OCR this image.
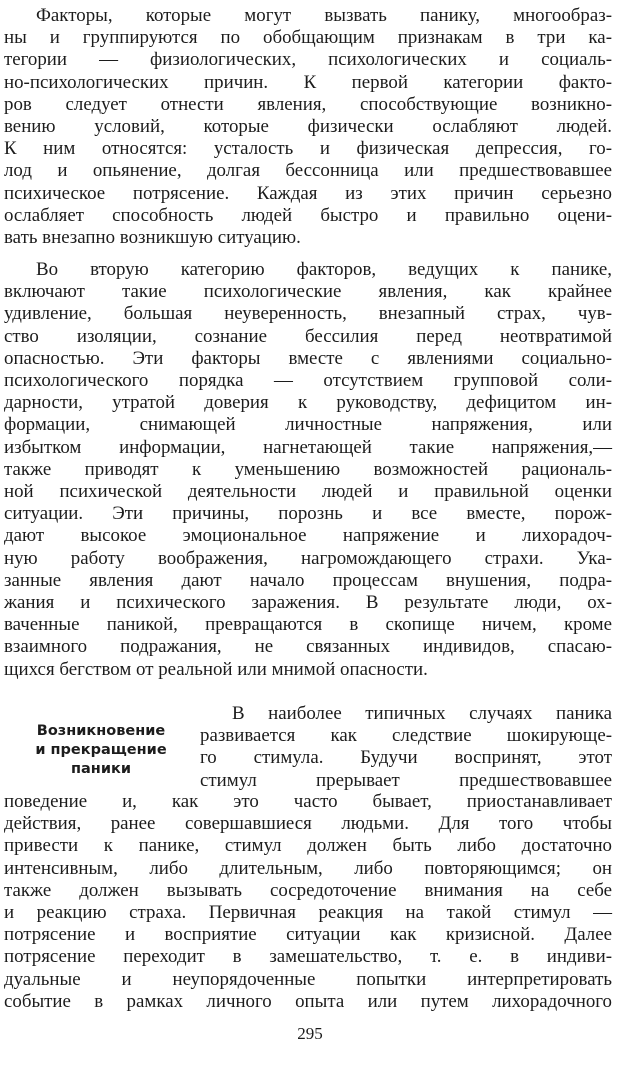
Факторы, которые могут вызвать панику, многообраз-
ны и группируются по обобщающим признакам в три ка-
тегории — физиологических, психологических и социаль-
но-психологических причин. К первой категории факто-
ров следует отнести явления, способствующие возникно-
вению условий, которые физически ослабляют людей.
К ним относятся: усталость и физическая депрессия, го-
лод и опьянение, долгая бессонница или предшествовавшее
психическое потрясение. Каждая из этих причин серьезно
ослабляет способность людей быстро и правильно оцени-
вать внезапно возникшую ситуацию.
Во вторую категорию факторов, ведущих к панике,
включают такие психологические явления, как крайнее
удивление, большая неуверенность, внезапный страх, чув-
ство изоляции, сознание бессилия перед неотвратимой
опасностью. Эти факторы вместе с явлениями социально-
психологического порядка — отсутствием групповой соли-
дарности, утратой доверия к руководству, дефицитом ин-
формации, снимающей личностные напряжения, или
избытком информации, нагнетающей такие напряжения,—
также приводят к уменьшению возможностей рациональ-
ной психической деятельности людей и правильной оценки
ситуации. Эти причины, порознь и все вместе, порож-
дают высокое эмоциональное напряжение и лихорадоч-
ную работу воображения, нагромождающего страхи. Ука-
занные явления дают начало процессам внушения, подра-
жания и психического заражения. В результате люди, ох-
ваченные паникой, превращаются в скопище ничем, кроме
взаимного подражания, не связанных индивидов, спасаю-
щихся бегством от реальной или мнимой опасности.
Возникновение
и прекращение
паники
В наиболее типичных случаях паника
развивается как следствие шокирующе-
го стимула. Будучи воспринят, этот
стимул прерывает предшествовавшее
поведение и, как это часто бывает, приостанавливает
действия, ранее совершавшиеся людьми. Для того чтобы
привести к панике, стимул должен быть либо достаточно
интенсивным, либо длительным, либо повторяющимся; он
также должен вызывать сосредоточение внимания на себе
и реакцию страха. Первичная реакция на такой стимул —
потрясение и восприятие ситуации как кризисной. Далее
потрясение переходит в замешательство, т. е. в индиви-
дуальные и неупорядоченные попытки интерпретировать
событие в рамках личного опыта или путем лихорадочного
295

WRITTEN PROBLEM:
Omit pictures; set down the rest of the material word for word.

THE OUTPUT:
OCR this image.
Факторы, которые могут вызвать панику, многообраз-
ны и группируются по обобщающим признакам в три ка-
тегории — физиологических, психологических и социаль-
но-психологических причин. К первой категории факто-
ров следует отнести явления, способствующие возникно-
вению условий, которые физически ослабляют людей.
К ним относятся: усталость и физическая депрессия, го-
лод и опьянение, долгая бессонница или предшествовавшее
психическое потрясение. Каждая из этих причин серьезно
ослабляет способность людей быстро и правильно оцени-
вать внезапно возникшую ситуацию.
Во вторую категорию факторов, ведущих к панике,
включают такие психологические явления, как крайнее
удивление, большая неуверенность, внезапный страх, чув-
ство изоляции, сознание бессилия перед неотвратимой
опасностью. Эти факторы вместе с явлениями социально-
психологического порядка — отсутствием групповой соли-
дарности, утратой доверия к руководству, дефицитом ин-
формации, снимающей личностные напряжения, или
избытком информации, нагнетающей такие напряжения,—
также приводят к уменьшению возможностей рациональ-
ной психической деятельности людей и правильной оценки
ситуации. Эти причины, порознь и все вместе, порож-
дают высокое эмоциональное напряжение и лихорадоч-
ную работу воображения, нагромождающего страхи. Ука-
занные явления дают начало процессам внушения, подра-
жания и психического заражения. В результате люди, ох-
ваченные паникой, превращаются в скопище ничем, кроме
взаимного подражания, не связанных индивидов, спасаю-
щихся бегством от реальной или мнимой опасности.
Возникновение
и прекращение
паники
В наиболее типичных случаях паника
развивается как следствие шокирующе-
го стимула. Будучи воспринят, этот
стимул прерывает предшествовавшее
поведение и, как это часто бывает, приостанавливает
действия, ранее совершавшиеся людьми. Для того чтобы
привести к панике, стимул должен быть либо достаточно
интенсивным, либо длительным, либо повторяющимся; он
также должен вызывать сосредоточение внимания на себе
и реакцию страха. Первичная реакция на такой стимул —
потрясение и восприятие ситуации как кризисной. Далее
потрясение переходит в замешательство, т. е. в индиви-
дуальные и неупорядоченные попытки интерпретировать
событие в рамках личного опыта или путем лихорадочного
295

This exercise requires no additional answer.